» **BRIEF**: The records below are made of lines; count those holding the word "with" and give the number only.

» **ROWS**:
-*-

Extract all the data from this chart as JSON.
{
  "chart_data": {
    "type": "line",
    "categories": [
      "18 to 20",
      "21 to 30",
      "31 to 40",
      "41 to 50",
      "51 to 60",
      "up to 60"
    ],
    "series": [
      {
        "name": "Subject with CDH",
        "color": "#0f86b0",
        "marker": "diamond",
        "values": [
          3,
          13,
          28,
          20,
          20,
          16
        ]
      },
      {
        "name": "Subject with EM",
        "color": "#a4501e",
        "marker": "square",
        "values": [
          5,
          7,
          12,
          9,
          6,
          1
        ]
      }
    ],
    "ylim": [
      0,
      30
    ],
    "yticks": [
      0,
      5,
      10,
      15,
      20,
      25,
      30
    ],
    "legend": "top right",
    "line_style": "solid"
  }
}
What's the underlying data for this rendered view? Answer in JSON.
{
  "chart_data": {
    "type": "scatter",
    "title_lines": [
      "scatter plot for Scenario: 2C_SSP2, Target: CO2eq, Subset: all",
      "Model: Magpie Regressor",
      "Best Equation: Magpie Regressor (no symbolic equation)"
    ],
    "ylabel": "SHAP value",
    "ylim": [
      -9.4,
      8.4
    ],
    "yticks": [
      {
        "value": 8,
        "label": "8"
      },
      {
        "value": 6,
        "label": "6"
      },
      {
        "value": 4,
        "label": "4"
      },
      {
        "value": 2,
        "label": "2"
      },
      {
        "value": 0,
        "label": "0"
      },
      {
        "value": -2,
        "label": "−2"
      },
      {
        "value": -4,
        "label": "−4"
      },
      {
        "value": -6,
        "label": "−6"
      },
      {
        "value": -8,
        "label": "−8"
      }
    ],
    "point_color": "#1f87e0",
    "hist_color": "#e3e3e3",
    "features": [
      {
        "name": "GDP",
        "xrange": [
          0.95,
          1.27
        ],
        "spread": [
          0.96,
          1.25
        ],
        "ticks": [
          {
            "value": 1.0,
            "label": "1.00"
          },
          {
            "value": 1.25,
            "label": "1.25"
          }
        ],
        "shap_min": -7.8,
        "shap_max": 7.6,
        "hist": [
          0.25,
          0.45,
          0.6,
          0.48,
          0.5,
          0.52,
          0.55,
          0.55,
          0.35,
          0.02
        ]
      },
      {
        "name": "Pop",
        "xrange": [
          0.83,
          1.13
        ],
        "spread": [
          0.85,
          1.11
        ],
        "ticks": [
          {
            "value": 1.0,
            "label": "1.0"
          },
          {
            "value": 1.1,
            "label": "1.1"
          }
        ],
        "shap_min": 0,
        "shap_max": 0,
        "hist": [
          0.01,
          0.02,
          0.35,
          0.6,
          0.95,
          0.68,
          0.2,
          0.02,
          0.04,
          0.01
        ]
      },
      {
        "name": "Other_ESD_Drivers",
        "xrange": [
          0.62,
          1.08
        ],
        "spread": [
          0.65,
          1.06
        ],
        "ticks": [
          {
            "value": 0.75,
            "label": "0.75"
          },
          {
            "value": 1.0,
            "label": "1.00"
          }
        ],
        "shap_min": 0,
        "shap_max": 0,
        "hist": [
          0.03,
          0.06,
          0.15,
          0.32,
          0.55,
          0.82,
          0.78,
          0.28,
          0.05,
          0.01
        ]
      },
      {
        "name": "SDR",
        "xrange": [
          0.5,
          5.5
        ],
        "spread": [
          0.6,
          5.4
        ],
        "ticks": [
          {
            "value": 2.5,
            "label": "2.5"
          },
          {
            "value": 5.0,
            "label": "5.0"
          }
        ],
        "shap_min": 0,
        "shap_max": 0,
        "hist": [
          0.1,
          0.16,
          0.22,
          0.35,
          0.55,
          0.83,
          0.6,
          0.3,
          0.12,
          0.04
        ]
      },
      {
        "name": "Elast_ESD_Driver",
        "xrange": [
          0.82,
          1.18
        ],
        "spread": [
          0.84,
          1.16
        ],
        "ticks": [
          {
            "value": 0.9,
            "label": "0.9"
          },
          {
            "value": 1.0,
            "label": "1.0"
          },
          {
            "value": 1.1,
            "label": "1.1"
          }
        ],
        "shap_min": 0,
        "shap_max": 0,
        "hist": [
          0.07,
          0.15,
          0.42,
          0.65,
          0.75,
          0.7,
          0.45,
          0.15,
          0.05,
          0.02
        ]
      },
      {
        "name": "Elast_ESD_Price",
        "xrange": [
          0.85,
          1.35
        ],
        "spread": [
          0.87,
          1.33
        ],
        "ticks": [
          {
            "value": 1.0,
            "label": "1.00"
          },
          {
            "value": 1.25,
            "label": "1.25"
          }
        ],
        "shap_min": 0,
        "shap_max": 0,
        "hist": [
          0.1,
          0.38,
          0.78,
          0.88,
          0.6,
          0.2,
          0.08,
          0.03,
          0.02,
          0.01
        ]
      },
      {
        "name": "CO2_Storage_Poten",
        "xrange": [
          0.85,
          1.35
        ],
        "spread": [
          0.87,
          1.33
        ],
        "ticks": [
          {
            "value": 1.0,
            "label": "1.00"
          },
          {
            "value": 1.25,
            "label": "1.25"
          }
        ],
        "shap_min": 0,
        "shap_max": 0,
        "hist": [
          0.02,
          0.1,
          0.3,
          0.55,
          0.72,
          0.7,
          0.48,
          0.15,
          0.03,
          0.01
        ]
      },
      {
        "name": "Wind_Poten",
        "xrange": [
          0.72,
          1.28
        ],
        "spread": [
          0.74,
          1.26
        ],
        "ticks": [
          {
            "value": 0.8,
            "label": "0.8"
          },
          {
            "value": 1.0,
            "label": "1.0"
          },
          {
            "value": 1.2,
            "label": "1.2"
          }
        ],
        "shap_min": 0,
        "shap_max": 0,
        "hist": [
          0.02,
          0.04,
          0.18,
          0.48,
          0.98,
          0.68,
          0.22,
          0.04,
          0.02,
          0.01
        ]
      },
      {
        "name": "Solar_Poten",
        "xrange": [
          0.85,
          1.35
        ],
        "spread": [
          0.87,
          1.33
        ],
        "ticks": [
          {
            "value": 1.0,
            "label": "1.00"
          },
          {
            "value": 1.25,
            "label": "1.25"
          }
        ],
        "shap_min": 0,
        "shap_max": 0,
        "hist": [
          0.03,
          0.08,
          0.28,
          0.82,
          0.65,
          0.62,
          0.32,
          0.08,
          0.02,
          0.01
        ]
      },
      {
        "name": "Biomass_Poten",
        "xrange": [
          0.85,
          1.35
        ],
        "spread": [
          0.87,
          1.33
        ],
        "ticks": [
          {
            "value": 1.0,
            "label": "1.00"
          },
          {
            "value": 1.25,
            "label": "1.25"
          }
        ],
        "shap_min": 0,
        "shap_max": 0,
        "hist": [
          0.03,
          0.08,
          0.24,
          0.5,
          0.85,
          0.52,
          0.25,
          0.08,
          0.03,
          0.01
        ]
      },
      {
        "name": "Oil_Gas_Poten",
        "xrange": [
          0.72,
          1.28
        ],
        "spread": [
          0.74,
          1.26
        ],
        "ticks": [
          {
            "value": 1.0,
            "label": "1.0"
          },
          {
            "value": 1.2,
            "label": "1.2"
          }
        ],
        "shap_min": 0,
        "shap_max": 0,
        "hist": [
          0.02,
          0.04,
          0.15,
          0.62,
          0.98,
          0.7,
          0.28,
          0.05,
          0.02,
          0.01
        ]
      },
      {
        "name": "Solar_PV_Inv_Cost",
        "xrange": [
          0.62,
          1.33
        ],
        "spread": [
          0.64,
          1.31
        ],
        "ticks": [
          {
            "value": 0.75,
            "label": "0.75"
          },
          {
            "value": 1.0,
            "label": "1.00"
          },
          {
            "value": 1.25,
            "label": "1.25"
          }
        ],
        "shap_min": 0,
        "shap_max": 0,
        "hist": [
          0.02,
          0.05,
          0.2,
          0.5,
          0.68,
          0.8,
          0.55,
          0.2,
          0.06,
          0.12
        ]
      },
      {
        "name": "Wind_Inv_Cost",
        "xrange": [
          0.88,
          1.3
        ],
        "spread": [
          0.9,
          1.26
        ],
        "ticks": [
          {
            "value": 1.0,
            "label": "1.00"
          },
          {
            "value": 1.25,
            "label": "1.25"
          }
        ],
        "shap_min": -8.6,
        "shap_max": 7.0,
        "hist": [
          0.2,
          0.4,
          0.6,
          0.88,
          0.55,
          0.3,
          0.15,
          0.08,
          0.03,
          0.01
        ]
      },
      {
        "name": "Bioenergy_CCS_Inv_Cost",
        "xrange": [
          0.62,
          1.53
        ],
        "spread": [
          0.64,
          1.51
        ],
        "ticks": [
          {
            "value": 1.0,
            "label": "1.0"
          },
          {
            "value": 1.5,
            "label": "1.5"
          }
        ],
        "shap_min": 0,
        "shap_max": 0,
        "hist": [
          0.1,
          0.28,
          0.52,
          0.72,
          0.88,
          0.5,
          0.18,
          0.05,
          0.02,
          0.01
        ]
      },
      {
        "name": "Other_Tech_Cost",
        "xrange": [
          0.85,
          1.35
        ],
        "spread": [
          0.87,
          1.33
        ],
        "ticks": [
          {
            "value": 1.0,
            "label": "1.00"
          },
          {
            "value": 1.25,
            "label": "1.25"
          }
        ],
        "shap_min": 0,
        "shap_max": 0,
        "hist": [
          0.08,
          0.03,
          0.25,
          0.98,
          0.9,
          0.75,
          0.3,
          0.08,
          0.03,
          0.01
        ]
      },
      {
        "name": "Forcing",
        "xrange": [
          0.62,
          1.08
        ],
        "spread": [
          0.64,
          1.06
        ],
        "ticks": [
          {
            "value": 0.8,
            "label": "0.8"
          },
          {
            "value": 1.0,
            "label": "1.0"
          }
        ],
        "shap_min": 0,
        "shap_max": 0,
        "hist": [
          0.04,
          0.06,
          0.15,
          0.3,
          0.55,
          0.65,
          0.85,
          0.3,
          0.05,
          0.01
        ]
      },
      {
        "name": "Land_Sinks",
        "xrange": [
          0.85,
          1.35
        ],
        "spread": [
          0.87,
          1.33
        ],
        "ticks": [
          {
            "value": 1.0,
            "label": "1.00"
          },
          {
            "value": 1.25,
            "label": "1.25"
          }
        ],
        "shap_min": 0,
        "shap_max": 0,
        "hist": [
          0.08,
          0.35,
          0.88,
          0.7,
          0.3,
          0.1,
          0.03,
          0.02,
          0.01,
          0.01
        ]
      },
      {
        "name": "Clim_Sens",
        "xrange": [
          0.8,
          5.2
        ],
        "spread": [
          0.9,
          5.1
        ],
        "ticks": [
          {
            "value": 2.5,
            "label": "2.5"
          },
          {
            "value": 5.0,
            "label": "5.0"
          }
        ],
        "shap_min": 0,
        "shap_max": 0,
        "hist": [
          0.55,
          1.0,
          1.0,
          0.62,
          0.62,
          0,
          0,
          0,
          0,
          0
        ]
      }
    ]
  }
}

-*-

» **TASK ANSWER**: 2